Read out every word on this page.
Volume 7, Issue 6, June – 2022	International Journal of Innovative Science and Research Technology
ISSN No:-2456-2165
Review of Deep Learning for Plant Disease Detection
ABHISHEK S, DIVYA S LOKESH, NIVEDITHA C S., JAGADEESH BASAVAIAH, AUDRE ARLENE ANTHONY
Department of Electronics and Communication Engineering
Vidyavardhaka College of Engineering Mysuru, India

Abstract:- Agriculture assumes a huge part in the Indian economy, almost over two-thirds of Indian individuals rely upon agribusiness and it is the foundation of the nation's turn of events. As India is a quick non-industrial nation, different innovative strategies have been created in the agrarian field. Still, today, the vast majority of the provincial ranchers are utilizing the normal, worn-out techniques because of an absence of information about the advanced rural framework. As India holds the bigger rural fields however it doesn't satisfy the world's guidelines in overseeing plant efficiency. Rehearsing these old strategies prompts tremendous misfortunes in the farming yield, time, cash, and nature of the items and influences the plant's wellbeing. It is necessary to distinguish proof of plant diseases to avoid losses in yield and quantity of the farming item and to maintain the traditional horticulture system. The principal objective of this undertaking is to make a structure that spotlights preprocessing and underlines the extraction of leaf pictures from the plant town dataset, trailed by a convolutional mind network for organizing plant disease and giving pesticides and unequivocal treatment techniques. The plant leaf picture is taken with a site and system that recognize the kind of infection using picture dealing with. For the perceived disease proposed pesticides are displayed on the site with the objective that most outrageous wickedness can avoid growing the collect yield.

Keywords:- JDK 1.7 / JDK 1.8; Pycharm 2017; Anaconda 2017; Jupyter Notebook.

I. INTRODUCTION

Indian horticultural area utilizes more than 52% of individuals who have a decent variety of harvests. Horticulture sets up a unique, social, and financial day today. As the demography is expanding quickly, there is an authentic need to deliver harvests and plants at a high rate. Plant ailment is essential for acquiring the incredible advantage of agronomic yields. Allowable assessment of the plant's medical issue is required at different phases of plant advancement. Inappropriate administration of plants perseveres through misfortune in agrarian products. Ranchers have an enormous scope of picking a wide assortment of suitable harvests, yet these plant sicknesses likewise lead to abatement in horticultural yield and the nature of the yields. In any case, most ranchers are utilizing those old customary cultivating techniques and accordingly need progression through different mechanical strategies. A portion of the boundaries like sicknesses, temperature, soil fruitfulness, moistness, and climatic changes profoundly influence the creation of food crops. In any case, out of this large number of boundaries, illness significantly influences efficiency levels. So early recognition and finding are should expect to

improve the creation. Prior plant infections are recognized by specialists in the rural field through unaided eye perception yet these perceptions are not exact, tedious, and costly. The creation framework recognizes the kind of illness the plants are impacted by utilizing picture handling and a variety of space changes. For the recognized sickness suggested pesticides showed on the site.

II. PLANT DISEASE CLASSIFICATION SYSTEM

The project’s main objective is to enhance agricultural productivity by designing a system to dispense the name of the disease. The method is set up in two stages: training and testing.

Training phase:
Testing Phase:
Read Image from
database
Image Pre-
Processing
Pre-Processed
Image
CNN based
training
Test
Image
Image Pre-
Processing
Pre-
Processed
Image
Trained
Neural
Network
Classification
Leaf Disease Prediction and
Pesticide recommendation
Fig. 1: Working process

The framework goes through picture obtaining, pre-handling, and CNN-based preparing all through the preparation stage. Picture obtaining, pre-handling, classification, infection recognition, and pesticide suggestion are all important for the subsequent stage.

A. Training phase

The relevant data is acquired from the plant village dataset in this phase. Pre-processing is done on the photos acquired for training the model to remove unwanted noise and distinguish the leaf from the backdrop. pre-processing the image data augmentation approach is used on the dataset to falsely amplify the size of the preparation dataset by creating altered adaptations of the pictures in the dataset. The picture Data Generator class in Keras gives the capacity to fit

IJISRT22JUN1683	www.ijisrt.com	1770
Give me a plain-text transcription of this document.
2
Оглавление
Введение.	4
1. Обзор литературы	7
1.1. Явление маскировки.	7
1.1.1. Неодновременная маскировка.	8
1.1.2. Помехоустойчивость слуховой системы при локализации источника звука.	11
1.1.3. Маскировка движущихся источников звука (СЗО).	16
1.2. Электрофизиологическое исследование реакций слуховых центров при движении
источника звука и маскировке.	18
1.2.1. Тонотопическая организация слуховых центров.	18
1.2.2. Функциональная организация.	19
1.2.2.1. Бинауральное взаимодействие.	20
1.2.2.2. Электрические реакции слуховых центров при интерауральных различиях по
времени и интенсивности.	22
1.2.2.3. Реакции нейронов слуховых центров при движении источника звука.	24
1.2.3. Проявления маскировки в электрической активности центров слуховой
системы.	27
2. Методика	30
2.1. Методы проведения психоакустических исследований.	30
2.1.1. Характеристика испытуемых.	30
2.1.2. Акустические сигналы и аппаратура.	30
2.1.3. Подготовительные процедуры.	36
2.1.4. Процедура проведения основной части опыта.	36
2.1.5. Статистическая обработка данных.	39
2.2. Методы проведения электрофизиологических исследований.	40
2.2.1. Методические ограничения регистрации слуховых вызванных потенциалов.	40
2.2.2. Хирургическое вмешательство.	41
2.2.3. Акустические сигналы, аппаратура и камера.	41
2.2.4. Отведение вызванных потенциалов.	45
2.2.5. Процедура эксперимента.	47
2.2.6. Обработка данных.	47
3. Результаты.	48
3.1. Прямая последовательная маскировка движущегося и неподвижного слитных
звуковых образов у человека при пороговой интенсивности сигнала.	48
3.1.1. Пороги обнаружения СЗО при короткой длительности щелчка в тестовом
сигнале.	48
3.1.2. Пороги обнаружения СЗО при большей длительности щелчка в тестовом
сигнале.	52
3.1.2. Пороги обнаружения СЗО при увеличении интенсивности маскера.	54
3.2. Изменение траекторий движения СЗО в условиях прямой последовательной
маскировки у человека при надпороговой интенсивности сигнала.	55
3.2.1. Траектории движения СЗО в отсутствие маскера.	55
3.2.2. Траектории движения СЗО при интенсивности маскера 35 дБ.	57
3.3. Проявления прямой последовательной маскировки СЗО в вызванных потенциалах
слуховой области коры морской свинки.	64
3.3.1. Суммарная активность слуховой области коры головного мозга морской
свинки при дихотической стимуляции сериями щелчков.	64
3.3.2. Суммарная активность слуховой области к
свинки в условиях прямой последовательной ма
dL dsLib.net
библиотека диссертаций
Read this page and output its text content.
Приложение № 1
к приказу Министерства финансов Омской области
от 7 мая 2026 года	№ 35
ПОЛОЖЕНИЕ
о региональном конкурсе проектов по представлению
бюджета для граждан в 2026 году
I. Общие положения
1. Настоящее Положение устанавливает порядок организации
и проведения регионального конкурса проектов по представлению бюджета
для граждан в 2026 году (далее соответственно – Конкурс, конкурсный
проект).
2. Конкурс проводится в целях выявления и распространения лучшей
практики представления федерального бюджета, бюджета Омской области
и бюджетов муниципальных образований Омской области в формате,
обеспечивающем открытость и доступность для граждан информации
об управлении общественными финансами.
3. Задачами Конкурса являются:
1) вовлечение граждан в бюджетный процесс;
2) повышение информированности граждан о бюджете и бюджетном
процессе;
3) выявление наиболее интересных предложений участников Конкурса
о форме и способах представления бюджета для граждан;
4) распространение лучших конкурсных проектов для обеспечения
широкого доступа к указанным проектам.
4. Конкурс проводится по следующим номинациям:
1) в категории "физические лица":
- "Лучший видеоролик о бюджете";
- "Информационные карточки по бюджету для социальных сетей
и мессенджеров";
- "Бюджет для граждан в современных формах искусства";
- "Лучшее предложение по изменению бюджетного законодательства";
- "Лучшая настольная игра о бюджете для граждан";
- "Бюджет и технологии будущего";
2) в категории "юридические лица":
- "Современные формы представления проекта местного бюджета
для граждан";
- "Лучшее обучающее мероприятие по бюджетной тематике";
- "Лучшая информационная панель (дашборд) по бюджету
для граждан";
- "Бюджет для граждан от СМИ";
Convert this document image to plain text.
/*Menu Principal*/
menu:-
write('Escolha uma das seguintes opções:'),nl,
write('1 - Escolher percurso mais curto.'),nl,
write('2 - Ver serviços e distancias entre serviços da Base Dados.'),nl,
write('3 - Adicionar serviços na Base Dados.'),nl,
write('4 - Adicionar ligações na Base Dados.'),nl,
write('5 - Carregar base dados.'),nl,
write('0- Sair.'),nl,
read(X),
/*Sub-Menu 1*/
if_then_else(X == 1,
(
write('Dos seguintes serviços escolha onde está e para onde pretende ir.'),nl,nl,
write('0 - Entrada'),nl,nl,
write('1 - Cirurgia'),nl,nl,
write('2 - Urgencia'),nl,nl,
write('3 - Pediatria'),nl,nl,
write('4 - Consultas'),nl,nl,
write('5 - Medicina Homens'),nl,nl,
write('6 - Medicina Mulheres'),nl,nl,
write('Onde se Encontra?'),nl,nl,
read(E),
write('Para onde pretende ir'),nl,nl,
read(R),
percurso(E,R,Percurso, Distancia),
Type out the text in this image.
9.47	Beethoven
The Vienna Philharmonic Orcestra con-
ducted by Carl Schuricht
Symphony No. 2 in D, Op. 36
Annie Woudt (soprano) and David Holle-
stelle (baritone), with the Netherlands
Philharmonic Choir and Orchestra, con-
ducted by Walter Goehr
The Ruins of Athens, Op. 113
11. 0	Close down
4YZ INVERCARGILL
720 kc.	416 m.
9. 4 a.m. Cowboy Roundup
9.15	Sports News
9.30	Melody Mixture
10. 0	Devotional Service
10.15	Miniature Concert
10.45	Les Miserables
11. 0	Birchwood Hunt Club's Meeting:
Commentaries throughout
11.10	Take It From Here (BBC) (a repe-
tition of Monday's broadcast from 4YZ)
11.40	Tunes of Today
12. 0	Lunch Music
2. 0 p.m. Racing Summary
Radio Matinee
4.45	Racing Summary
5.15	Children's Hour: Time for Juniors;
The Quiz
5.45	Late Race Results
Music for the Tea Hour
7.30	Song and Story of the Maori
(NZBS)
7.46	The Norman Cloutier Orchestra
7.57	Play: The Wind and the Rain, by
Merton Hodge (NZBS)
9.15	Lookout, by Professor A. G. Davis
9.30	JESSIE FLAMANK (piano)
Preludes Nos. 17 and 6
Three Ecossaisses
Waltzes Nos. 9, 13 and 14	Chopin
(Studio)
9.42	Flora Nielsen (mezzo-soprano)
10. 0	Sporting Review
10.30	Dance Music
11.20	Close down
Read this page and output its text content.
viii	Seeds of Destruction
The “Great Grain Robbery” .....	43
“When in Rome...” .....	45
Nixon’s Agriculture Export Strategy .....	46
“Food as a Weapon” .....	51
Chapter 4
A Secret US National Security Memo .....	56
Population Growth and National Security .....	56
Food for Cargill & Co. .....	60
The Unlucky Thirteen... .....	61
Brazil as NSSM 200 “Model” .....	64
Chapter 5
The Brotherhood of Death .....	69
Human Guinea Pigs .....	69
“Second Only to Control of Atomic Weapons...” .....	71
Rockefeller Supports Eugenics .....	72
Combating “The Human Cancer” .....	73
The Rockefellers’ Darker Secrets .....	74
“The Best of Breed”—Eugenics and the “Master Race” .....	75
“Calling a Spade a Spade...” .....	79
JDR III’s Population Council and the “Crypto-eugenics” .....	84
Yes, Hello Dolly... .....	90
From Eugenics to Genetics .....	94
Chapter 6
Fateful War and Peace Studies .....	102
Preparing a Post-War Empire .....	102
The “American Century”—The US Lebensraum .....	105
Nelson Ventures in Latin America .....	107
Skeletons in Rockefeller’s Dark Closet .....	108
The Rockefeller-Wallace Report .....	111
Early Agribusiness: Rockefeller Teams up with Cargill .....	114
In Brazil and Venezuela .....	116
============================================================
**EXERCISE INSTRUCTIONS:** Pick out the lines containing the string "прямой" and show them.

**SOLUTION FOR THIS PROBLEM:**
3.2. Изменение траекторий движения СЗО в условиях прямой последовательной
3.3. Проявления прямой последовательной маскировки СЗО в вызванных потенциалах
свинки в условиях прямой последовательной ма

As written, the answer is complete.